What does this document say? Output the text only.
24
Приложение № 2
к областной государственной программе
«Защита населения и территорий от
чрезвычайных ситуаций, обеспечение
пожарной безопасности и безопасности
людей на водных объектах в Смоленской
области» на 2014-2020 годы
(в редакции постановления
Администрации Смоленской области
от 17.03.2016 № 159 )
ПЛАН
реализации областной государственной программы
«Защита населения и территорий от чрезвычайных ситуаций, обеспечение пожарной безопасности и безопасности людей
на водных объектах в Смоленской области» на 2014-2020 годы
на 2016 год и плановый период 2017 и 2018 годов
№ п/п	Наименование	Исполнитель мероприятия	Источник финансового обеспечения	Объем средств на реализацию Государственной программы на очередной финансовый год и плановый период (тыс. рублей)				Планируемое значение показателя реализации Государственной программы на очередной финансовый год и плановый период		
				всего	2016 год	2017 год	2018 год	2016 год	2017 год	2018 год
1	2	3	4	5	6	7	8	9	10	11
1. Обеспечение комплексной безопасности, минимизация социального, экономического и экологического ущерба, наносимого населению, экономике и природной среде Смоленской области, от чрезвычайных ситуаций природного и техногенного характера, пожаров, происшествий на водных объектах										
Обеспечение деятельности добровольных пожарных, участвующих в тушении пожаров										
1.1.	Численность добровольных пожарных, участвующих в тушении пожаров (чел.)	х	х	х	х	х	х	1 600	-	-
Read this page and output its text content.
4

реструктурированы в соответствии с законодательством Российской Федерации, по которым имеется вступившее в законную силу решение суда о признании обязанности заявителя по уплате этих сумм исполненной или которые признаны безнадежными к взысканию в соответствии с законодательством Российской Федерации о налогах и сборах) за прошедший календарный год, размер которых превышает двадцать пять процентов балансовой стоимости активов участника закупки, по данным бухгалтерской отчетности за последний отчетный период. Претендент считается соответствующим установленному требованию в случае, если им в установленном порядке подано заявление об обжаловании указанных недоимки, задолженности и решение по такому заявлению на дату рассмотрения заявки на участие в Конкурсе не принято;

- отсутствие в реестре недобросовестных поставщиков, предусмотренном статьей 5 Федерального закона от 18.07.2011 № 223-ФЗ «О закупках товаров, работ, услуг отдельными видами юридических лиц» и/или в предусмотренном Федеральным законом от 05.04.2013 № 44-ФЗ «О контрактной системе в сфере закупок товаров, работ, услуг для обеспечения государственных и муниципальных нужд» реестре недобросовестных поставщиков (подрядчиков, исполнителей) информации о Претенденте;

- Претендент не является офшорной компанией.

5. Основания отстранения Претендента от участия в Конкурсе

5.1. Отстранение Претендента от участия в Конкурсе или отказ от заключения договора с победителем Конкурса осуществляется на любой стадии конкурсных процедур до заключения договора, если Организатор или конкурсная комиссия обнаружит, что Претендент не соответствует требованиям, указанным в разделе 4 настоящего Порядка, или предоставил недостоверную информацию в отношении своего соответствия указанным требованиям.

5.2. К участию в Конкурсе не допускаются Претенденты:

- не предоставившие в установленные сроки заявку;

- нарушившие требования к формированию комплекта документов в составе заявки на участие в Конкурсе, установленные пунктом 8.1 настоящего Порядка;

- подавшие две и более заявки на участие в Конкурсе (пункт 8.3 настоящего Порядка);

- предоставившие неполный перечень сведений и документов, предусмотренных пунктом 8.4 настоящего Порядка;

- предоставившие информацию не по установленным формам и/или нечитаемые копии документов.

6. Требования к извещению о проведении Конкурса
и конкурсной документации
════════════════════
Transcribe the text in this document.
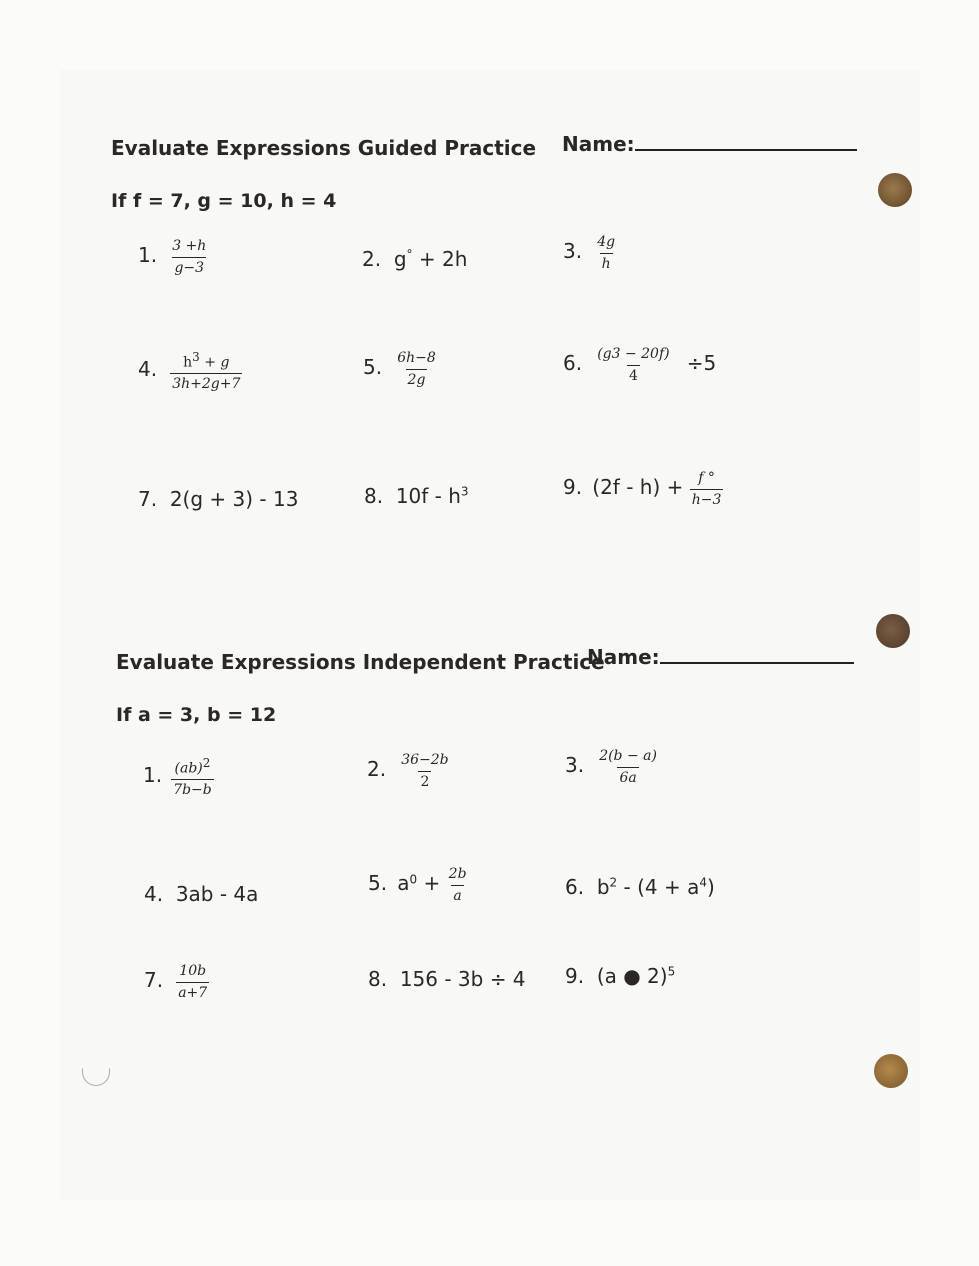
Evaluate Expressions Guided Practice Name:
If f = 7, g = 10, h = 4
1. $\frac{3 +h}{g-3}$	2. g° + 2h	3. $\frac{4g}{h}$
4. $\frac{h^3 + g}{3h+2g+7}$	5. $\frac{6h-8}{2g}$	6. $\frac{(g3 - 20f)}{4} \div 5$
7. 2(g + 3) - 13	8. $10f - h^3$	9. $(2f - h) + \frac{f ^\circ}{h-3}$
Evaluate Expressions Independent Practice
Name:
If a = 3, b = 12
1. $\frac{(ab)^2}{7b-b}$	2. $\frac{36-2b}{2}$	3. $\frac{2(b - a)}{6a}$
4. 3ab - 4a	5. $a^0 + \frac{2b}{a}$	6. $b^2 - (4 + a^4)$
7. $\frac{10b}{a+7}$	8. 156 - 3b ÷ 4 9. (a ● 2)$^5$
════════════════════
### Stated problem
Say how many lines in the listing above include "людей". Give nothing but the number.

### Output below
2